### Task prompt
Write out the entries verbatim and leave the images out of the copy.

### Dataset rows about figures
---------------
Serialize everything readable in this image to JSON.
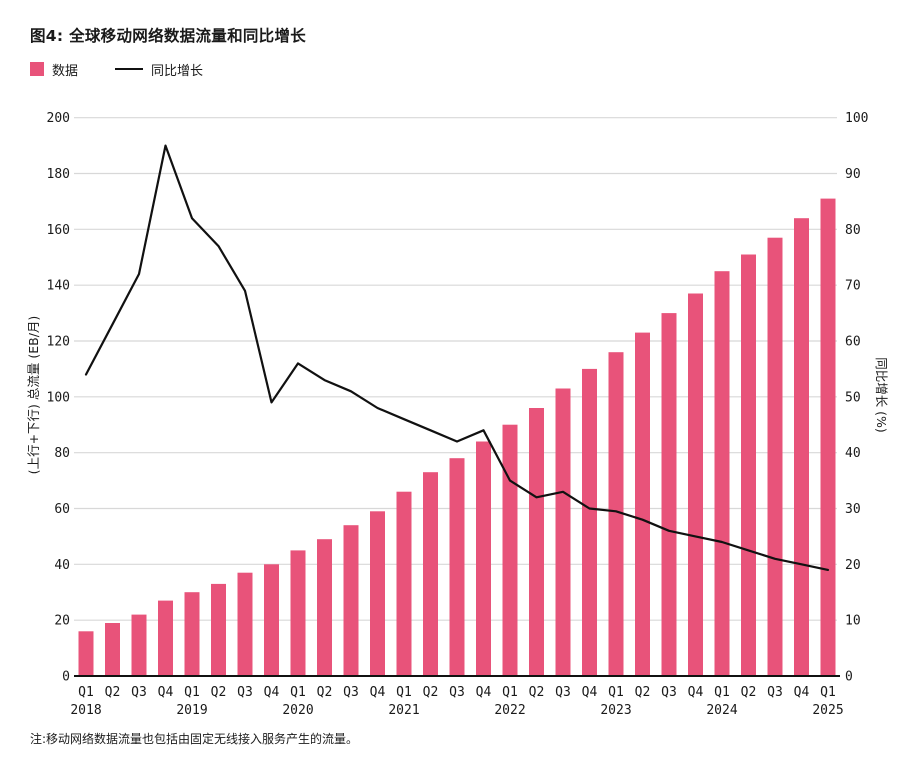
{
  "title": "图4: 全球移动网络数据流量和同比增长",
  "legend": [
    {
      "label": "数据",
      "type": "bar",
      "color": "#e8537a"
    },
    {
      "label": "同比增长",
      "type": "line",
      "color": "#111111"
    }
  ],
  "note": "注:移动网络数据流量也包括由固定无线接入服务产生的流量。",
  "colors": {
    "bar": "#e8537a",
    "line": "#111111",
    "grid": "#d8d8d8",
    "axis": "#111111",
    "text": "#1a1a1a"
  },
  "chart_data": {
    "type": "bar",
    "subtype": "bar+line-dual-axis",
    "title": "图4: 全球移动网络数据流量和同比增长",
    "categories": [
      "Q1",
      "Q2",
      "Q3",
      "Q4",
      "Q1",
      "Q2",
      "Q3",
      "Q4",
      "Q1",
      "Q2",
      "Q3",
      "Q4",
      "Q1",
      "Q2",
      "Q3",
      "Q4",
      "Q1",
      "Q2",
      "Q3",
      "Q4",
      "Q1",
      "Q2",
      "Q3",
      "Q4",
      "Q1",
      "Q2",
      "Q3",
      "Q4",
      "Q1"
    ],
    "year_labels": [
      {
        "label": "2018",
        "index": 0
      },
      {
        "label": "2019",
        "index": 4
      },
      {
        "label": "2020",
        "index": 8
      },
      {
        "label": "2021",
        "index": 12
      },
      {
        "label": "2022",
        "index": 16
      },
      {
        "label": "2023",
        "index": 20
      },
      {
        "label": "2024",
        "index": 24
      },
      {
        "label": "2025",
        "index": 28
      }
    ],
    "series": [
      {
        "name": "数据",
        "type": "bar",
        "axis": "left",
        "color": "#e8537a",
        "values": [
          16,
          19,
          22,
          27,
          30,
          33,
          37,
          40,
          45,
          49,
          54,
          59,
          66,
          73,
          78,
          84,
          90,
          96,
          103,
          110,
          116,
          123,
          130,
          137,
          145,
          151,
          157,
          164,
          171
        ]
      },
      {
        "name": "同比增长",
        "type": "line",
        "axis": "right",
        "color": "#111111",
        "values": [
          54,
          63,
          72,
          95,
          82,
          77,
          69,
          49,
          56,
          53,
          51,
          48,
          46,
          44,
          42,
          44,
          35,
          32,
          33,
          30,
          29.5,
          28,
          26,
          25,
          24,
          22.5,
          21,
          20,
          19
        ]
      }
    ],
    "left_axis": {
      "label": "(上行+下行) 总流量 (EB/月)",
      "min": 0,
      "max": 200,
      "step": 20
    },
    "right_axis": {
      "label": "同比增长 (%)",
      "min": 0,
      "max": 100,
      "step": 10
    },
    "grid": true,
    "legend_position": "top-left"
  }
}
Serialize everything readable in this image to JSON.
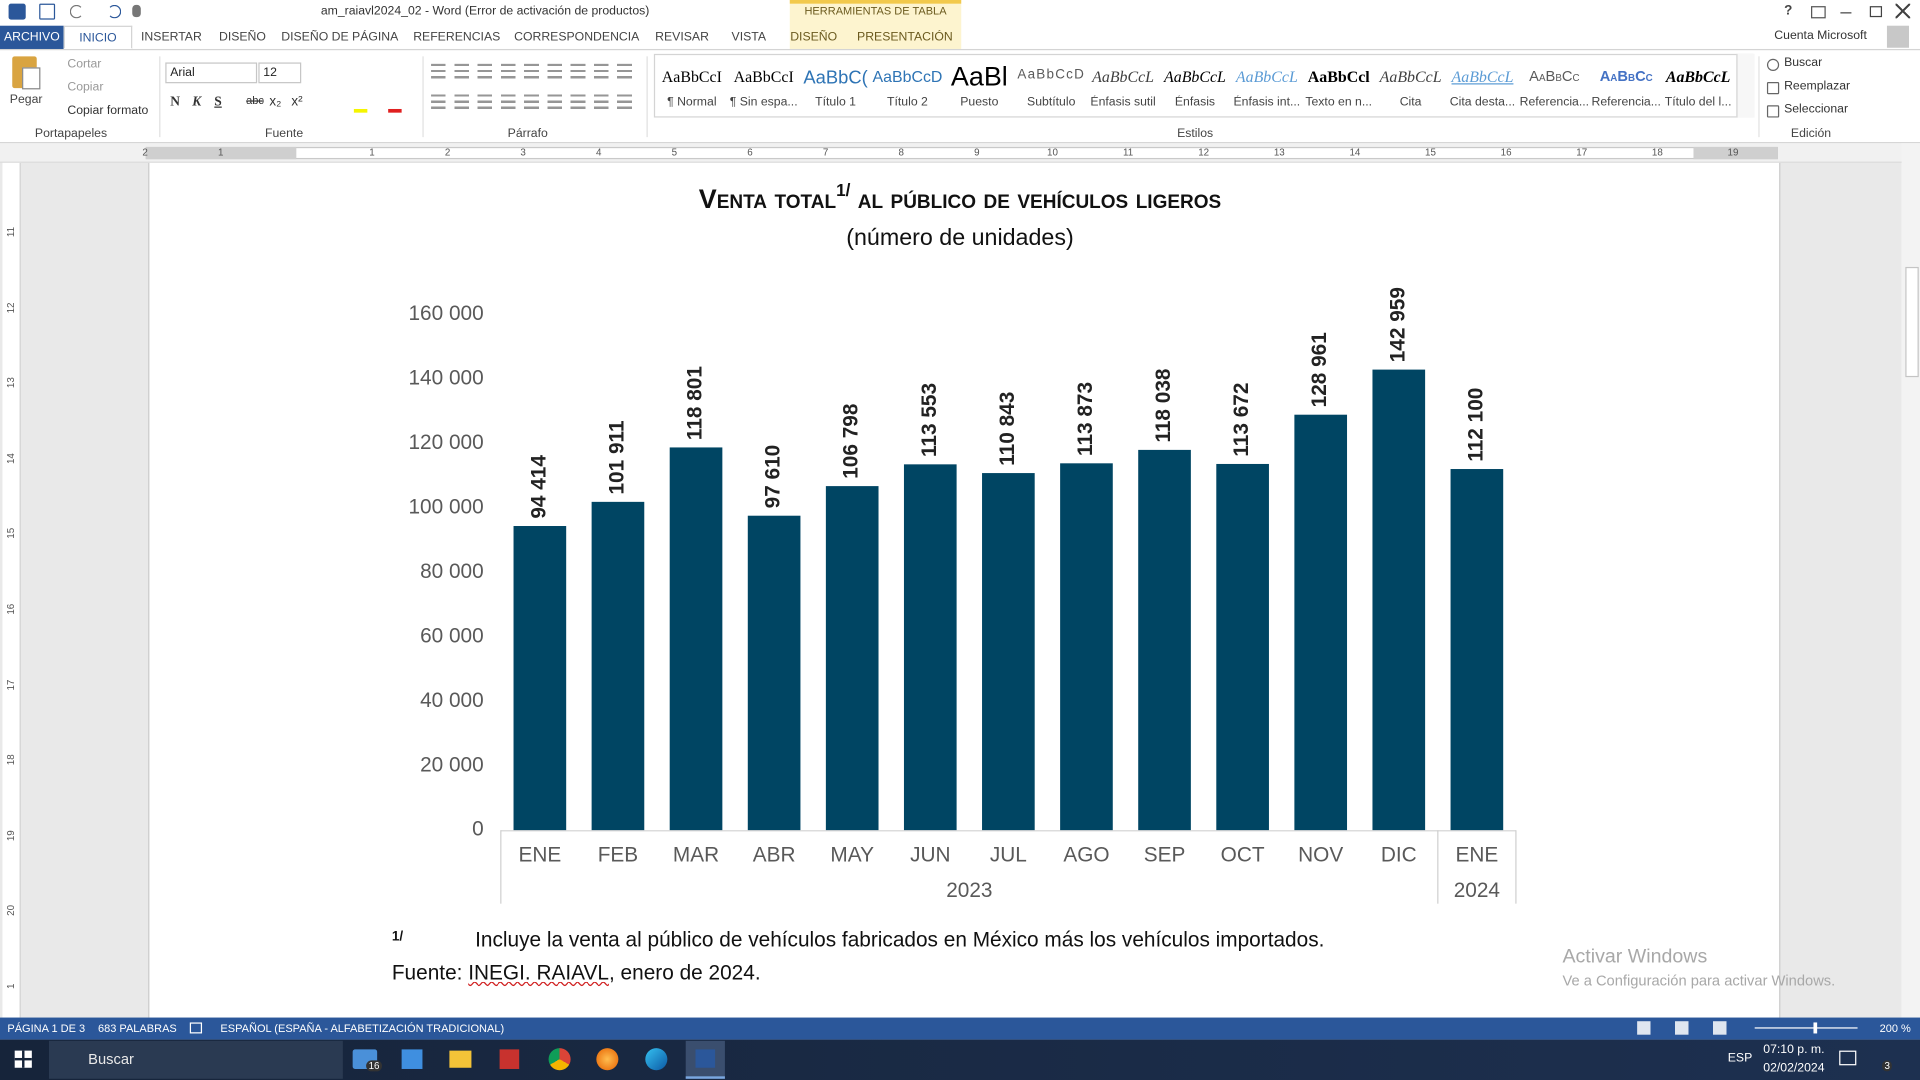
{
  "window": {
    "title": "am_raiavl2024_02 - Word (Error de activación de productos)",
    "contextual_group": "HERRAMIENTAS DE TABLA",
    "help": "?",
    "account": "Cuenta Microsoft"
  },
  "tabs": [
    "ARCHIVO",
    "INICIO",
    "INSERTAR",
    "DISEÑO",
    "DISEÑO DE PÁGINA",
    "REFERENCIAS",
    "CORRESPONDENCIA",
    "REVISAR",
    "VISTA",
    "DISEÑO",
    "PRESENTACIÓN"
  ],
  "ribbon": {
    "clipboard": {
      "paste": "Pegar",
      "cut": "Cortar",
      "copy": "Copiar",
      "format_painter": "Copiar formato",
      "label": "Portapapeles"
    },
    "font": {
      "name": "Arial",
      "size": "12",
      "buttons": [
        "N",
        "K",
        "S",
        "abc",
        "x₂",
        "x²"
      ],
      "label": "Fuente"
    },
    "paragraph": {
      "label": "Párrafo"
    },
    "styles": {
      "label": "Estilos",
      "items": [
        {
          "preview": "AaBbCcI",
          "name": "¶ Normal"
        },
        {
          "preview": "AaBbCcI",
          "name": "¶ Sin espa..."
        },
        {
          "preview": "AaBbC(",
          "name": "Título 1"
        },
        {
          "preview": "AaBbCcD",
          "name": "Título 2"
        },
        {
          "preview": "AaBl",
          "name": "Puesto"
        },
        {
          "preview": "AaBbCcD",
          "name": "Subtítulo"
        },
        {
          "preview": "AaBbCcL",
          "name": "Énfasis sutil"
        },
        {
          "preview": "AaBbCcL",
          "name": "Énfasis"
        },
        {
          "preview": "AaBbCcL",
          "name": "Énfasis int..."
        },
        {
          "preview": "AaBbCcl",
          "name": "Texto en n..."
        },
        {
          "preview": "AaBbCcL",
          "name": "Cita"
        },
        {
          "preview": "AaBbCcL",
          "name": "Cita desta..."
        },
        {
          "preview": "AaBbCc",
          "name": "Referencia..."
        },
        {
          "preview": "AaBbCc",
          "name": "Referencia..."
        },
        {
          "preview": "AaBbCcL",
          "name": "Título del l..."
        }
      ]
    },
    "editing": {
      "label": "Edición",
      "items": [
        "Buscar",
        "Reemplazar",
        "Seleccionar"
      ]
    }
  },
  "ruler": {
    "horizontal": [
      "2",
      "1",
      "1",
      "2",
      "3",
      "4",
      "5",
      "6",
      "7",
      "8",
      "9",
      "10",
      "11",
      "12",
      "13",
      "14",
      "15",
      "16",
      "17",
      "18",
      "19"
    ],
    "vertical": [
      "11",
      "12",
      "13",
      "14",
      "15",
      "16",
      "17",
      "18",
      "19",
      "20",
      "1"
    ]
  },
  "chart_data": {
    "type": "bar",
    "title": "Venta total",
    "title_superscript": "1/",
    "title_rest": "al público de vehículos ligeros",
    "subtitle": "(número de unidades)",
    "categories": [
      "ENE",
      "FEB",
      "MAR",
      "ABR",
      "MAY",
      "JUN",
      "JUL",
      "AGO",
      "SEP",
      "OCT",
      "NOV",
      "DIC",
      "ENE"
    ],
    "year_labels": [
      "2023",
      "2024"
    ],
    "values": [
      94414,
      101911,
      118801,
      97610,
      106798,
      113553,
      110843,
      113873,
      118038,
      113672,
      128961,
      142959,
      112100
    ],
    "value_labels": [
      "94 414",
      "101 911",
      "118 801",
      "97 610",
      "106 798",
      "113 553",
      "110 843",
      "113 873",
      "118 038",
      "113 672",
      "128 961",
      "142 959",
      "112 100"
    ],
    "color": "#004563",
    "ylim": [
      0,
      160000
    ],
    "yticks": [
      0,
      {
        "value": 20000,
        "label": "20 000"
      },
      {
        "value": 40000,
        "label": "40 000"
      },
      {
        "value": 60000,
        "label": "60 000"
      },
      {
        "value": 80000,
        "label": "80 000"
      },
      {
        "value": 100000,
        "label": "100 000"
      },
      {
        "value": 120000,
        "label": "120 000"
      },
      {
        "value": 140000,
        "label": "140 000"
      },
      {
        "value": 160000,
        "label": "160 000"
      }
    ],
    "grid": false
  },
  "footnote": {
    "mark": "1/",
    "text": "Incluye la venta al público de vehículos fabricados en México más los vehículos importados."
  },
  "source": {
    "prefix": "Fuente:",
    "org": "INEGI. RAIAVL",
    "suffix": ", enero de 2024."
  },
  "watermark": {
    "title": "Activar Windows",
    "text": "Ve a Configuración para activar Windows."
  },
  "status_bar": {
    "page": "PÁGINA 1 DE 3",
    "words": "683 PALABRAS",
    "language": "ESPAÑOL (ESPAÑA - ALFABETIZACIÓN TRADICIONAL)",
    "zoom": "200 %"
  },
  "taskbar": {
    "search": "Buscar",
    "mail_badge": "16",
    "language": "ESP",
    "time": "07:10 p. m.",
    "date": "02/02/2024",
    "notifications": "3"
  }
}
---------------
### Exercise solution
Serialize everything readable in this image to JSON.
{
  "title": "图4: 全球移动网络数据流量和同比增长",
  "legend": [
    {
      "label": "数据",
      "type": "bar",
      "color": "#e8537a"
    },
    {
      "label": "同比增长",
      "type": "line",
      "color": "#111111"
    }
  ],
  "note": "注:移动网络数据流量也包括由固定无线接入服务产生的流量。",
  "colors": {
    "bar": "#e8537a",
    "line": "#111111",
    "grid": "#d8d8d8",
    "axis": "#111111",
    "text": "#1a1a1a"
  },
  "chart_data": {
    "type": "bar",
    "subtype": "bar+line-dual-axis",
    "title": "图4: 全球移动网络数据流量和同比增长",
    "categories": [
      "Q1",
      "Q2",
      "Q3",
      "Q4",
      "Q1",
      "Q2",
      "Q3",
      "Q4",
      "Q1",
      "Q2",
      "Q3",
      "Q4",
      "Q1",
      "Q2",
      "Q3",
      "Q4",
      "Q1",
      "Q2",
      "Q3",
      "Q4",
      "Q1",
      "Q2",
      "Q3",
      "Q4",
      "Q1",
      "Q2",
      "Q3",
      "Q4",
      "Q1"
    ],
    "year_labels": [
      {
        "label": "2018",
        "index": 0
      },
      {
        "label": "2019",
        "index": 4
      },
      {
        "label": "2020",
        "index": 8
      },
      {
        "label": "2021",
        "index": 12
      },
      {
        "label": "2022",
        "index": 16
      },
      {
        "label": "2023",
        "index": 20
      },
      {
        "label": "2024",
        "index": 24
      },
      {
        "label": "2025",
        "index": 28
      }
    ],
    "series": [
      {
        "name": "数据",
        "type": "bar",
        "axis": "left",
        "color": "#e8537a",
        "values": [
          16,
          19,
          22,
          27,
          30,
          33,
          37,
          40,
          45,
          49,
          54,
          59,
          66,
          73,
          78,
          84,
          90,
          96,
          103,
          110,
          116,
          123,
          130,
          137,
          145,
          151,
          157,
          164,
          171
        ]
      },
      {
        "name": "同比增长",
        "type": "line",
        "axis": "right",
        "color": "#111111",
        "values": [
          54,
          63,
          72,
          95,
          82,
          77,
          69,
          49,
          56,
          53,
          51,
          48,
          46,
          44,
          42,
          44,
          35,
          32,
          33,
          30,
          29.5,
          28,
          26,
          25,
          24,
          22.5,
          21,
          20,
          19
        ]
      }
    ],
    "left_axis": {
      "label": "(上行+下行) 总流量 (EB/月)",
      "min": 0,
      "max": 200,
      "step": 20
    },
    "right_axis": {
      "label": "同比增长 (%)",
      "min": 0,
      "max": 100,
      "step": 10
    },
    "grid": true,
    "legend_position": "top-left"
  }
}
Serialize everything readable in this image to JSON.
{
  "window": {
    "title": "am_raiavl2024_02 - Word (Error de activación de productos)",
    "contextual_group": "HERRAMIENTAS DE TABLA",
    "help": "?",
    "account": "Cuenta Microsoft"
  },
  "tabs": [
    "ARCHIVO",
    "INICIO",
    "INSERTAR",
    "DISEÑO",
    "DISEÑO DE PÁGINA",
    "REFERENCIAS",
    "CORRESPONDENCIA",
    "REVISAR",
    "VISTA",
    "DISEÑO",
    "PRESENTACIÓN"
  ],
  "ribbon": {
    "clipboard": {
      "paste": "Pegar",
      "cut": "Cortar",
      "copy": "Copiar",
      "format_painter": "Copiar formato",
      "label": "Portapapeles"
    },
    "font": {
      "name": "Arial",
      "size": "12",
      "buttons": [
        "N",
        "K",
        "S",
        "abc",
        "x₂",
        "x²"
      ],
      "label": "Fuente"
    },
    "paragraph": {
      "label": "Párrafo"
    },
    "styles": {
      "label": "Estilos",
      "items": [
        {
          "preview": "AaBbCcI",
          "name": "¶ Normal"
        },
        {
          "preview": "AaBbCcI",
          "name": "¶ Sin espa..."
        },
        {
          "preview": "AaBbC(",
          "name": "Título 1"
        },
        {
          "preview": "AaBbCcD",
          "name": "Título 2"
        },
        {
          "preview": "AaBl",
          "name": "Puesto"
        },
        {
          "preview": "AaBbCcD",
          "name": "Subtítulo"
        },
        {
          "preview": "AaBbCcL",
          "name": "Énfasis sutil"
        },
        {
          "preview": "AaBbCcL",
          "name": "Énfasis"
        },
        {
          "preview": "AaBbCcL",
          "name": "Énfasis int..."
        },
        {
          "preview": "AaBbCcl",
          "name": "Texto en n..."
        },
        {
          "preview": "AaBbCcL",
          "name": "Cita"
        },
        {
          "preview": "AaBbCcL",
          "name": "Cita desta..."
        },
        {
          "preview": "AaBbCc",
          "name": "Referencia..."
        },
        {
          "preview": "AaBbCc",
          "name": "Referencia..."
        },
        {
          "preview": "AaBbCcL",
          "name": "Título del l..."
        }
      ]
    },
    "editing": {
      "label": "Edición",
      "items": [
        "Buscar",
        "Reemplazar",
        "Seleccionar"
      ]
    }
  },
  "ruler": {
    "horizontal": [
      "2",
      "1",
      "1",
      "2",
      "3",
      "4",
      "5",
      "6",
      "7",
      "8",
      "9",
      "10",
      "11",
      "12",
      "13",
      "14",
      "15",
      "16",
      "17",
      "18",
      "19"
    ],
    "vertical": [
      "11",
      "12",
      "13",
      "14",
      "15",
      "16",
      "17",
      "18",
      "19",
      "20",
      "1"
    ]
  },
  "chart_data": {
    "type": "bar",
    "title": "Venta total",
    "title_superscript": "1/",
    "title_rest": "al público de vehículos ligeros",
    "subtitle": "(número de unidades)",
    "categories": [
      "ENE",
      "FEB",
      "MAR",
      "ABR",
      "MAY",
      "JUN",
      "JUL",
      "AGO",
      "SEP",
      "OCT",
      "NOV",
      "DIC",
      "ENE"
    ],
    "year_labels": [
      "2023",
      "2024"
    ],
    "values": [
      94414,
      101911,
      118801,
      97610,
      106798,
      113553,
      110843,
      113873,
      118038,
      113672,
      128961,
      142959,
      112100
    ],
    "value_labels": [
      "94 414",
      "101 911",
      "118 801",
      "97 610",
      "106 798",
      "113 553",
      "110 843",
      "113 873",
      "118 038",
      "113 672",
      "128 961",
      "142 959",
      "112 100"
    ],
    "color": "#004563",
    "ylim": [
      0,
      160000
    ],
    "yticks": [
      0,
      {
        "value": 20000,
        "label": "20 000"
      },
      {
        "value": 40000,
        "label": "40 000"
      },
      {
        "value": 60000,
        "label": "60 000"
      },
      {
        "value": 80000,
        "label": "80 000"
      },
      {
        "value": 100000,
        "label": "100 000"
      },
      {
        "value": 120000,
        "label": "120 000"
      },
      {
        "value": 140000,
        "label": "140 000"
      },
      {
        "value": 160000,
        "label": "160 000"
      }
    ],
    "grid": false
  },
  "footnote": {
    "mark": "1/",
    "text": "Incluye la venta al público de vehículos fabricados en México más los vehículos importados."
  },
  "source": {
    "prefix": "Fuente:",
    "org": "INEGI. RAIAVL",
    "suffix": ", enero de 2024."
  },
  "watermark": {
    "title": "Activar Windows",
    "text": "Ve a Configuración para activar Windows."
  },
  "status_bar": {
    "page": "PÁGINA 1 DE 3",
    "words": "683 PALABRAS",
    "language": "ESPAÑOL (ESPAÑA - ALFABETIZACIÓN TRADICIONAL)",
    "zoom": "200 %"
  },
  "taskbar": {
    "search": "Buscar",
    "mail_badge": "16",
    "language": "ESP",
    "time": "07:10 p. m.",
    "date": "02/02/2024",
    "notifications": "3"
  }
}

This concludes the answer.